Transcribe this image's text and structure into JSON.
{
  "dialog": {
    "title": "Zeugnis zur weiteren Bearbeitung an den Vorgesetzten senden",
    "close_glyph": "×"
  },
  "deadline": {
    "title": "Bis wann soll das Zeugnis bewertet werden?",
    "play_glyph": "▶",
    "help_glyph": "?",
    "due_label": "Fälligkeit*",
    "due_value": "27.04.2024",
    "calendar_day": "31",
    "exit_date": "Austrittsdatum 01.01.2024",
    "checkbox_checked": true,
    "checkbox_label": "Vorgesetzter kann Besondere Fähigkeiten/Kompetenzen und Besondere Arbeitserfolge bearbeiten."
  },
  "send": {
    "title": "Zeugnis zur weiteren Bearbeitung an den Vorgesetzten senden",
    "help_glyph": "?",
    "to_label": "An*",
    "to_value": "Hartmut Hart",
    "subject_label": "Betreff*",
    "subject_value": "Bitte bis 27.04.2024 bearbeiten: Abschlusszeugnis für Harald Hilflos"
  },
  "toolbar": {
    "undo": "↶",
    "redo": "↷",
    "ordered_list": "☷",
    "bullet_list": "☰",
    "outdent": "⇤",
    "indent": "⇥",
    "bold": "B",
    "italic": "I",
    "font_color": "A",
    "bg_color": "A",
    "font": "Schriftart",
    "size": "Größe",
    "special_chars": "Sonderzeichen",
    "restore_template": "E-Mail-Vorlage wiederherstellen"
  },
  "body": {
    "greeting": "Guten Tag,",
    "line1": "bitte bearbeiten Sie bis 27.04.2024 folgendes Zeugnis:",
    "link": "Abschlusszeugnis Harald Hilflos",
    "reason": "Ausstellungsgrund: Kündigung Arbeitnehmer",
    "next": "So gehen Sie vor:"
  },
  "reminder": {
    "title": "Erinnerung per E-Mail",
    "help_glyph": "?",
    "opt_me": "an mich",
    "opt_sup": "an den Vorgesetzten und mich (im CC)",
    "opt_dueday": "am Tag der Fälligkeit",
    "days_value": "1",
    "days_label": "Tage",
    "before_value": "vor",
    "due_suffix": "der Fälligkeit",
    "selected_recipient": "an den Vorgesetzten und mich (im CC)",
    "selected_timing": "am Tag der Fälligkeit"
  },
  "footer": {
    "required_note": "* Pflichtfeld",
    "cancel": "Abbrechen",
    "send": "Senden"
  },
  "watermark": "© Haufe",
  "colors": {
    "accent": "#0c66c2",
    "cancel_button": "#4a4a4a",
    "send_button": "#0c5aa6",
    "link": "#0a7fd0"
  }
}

# # # # # # #

Every line of the material must be returned exactly as it appears.

Transcribe this image's text and structure into JSON.
{
  "dialog": {
    "title": "Zeugnis zur weiteren Bearbeitung an den Vorgesetzten senden",
    "close_glyph": "×"
  },
  "deadline": {
    "title": "Bis wann soll das Zeugnis bewertet werden?",
    "play_glyph": "▶",
    "help_glyph": "?",
    "due_label": "Fälligkeit*",
    "due_value": "27.04.2024",
    "calendar_day": "31",
    "exit_date": "Austrittsdatum 01.01.2024",
    "checkbox_checked": true,
    "checkbox_label": "Vorgesetzter kann Besondere Fähigkeiten/Kompetenzen und Besondere Arbeitserfolge bearbeiten."
  },
  "send": {
    "title": "Zeugnis zur weiteren Bearbeitung an den Vorgesetzten senden",
    "help_glyph": "?",
    "to_label": "An*",
    "to_value": "Hartmut Hart",
    "subject_label": "Betreff*",
    "subject_value": "Bitte bis 27.04.2024 bearbeiten: Abschlusszeugnis für Harald Hilflos"
  },
  "toolbar": {
    "undo": "↶",
    "redo": "↷",
    "ordered_list": "☷",
    "bullet_list": "☰",
    "outdent": "⇤",
    "indent": "⇥",
    "bold": "B",
    "italic": "I",
    "font_color": "A",
    "bg_color": "A",
    "font": "Schriftart",
    "size": "Größe",
    "special_chars": "Sonderzeichen",
    "restore_template": "E-Mail-Vorlage wiederherstellen"
  },
  "body": {
    "greeting": "Guten Tag,",
    "line1": "bitte bearbeiten Sie bis 27.04.2024 folgendes Zeugnis:",
    "link": "Abschlusszeugnis Harald Hilflos",
    "reason": "Ausstellungsgrund: Kündigung Arbeitnehmer",
    "next": "So gehen Sie vor:"
  },
  "reminder": {
    "title": "Erinnerung per E-Mail",
    "help_glyph": "?",
    "opt_me": "an mich",
    "opt_sup": "an den Vorgesetzten und mich (im CC)",
    "opt_dueday": "am Tag der Fälligkeit",
    "days_value": "1",
    "days_label": "Tage",
    "before_value": "vor",
    "due_suffix": "der Fälligkeit",
    "selected_recipient": "an den Vorgesetzten und mich (im CC)",
    "selected_timing": "am Tag der Fälligkeit"
  },
  "footer": {
    "required_note": "* Pflichtfeld",
    "cancel": "Abbrechen",
    "send": "Senden"
  },
  "watermark": "© Haufe",
  "colors": {
    "accent": "#0c66c2",
    "cancel_button": "#4a4a4a",
    "send_button": "#0c5aa6",
    "link": "#0a7fd0"
  }
}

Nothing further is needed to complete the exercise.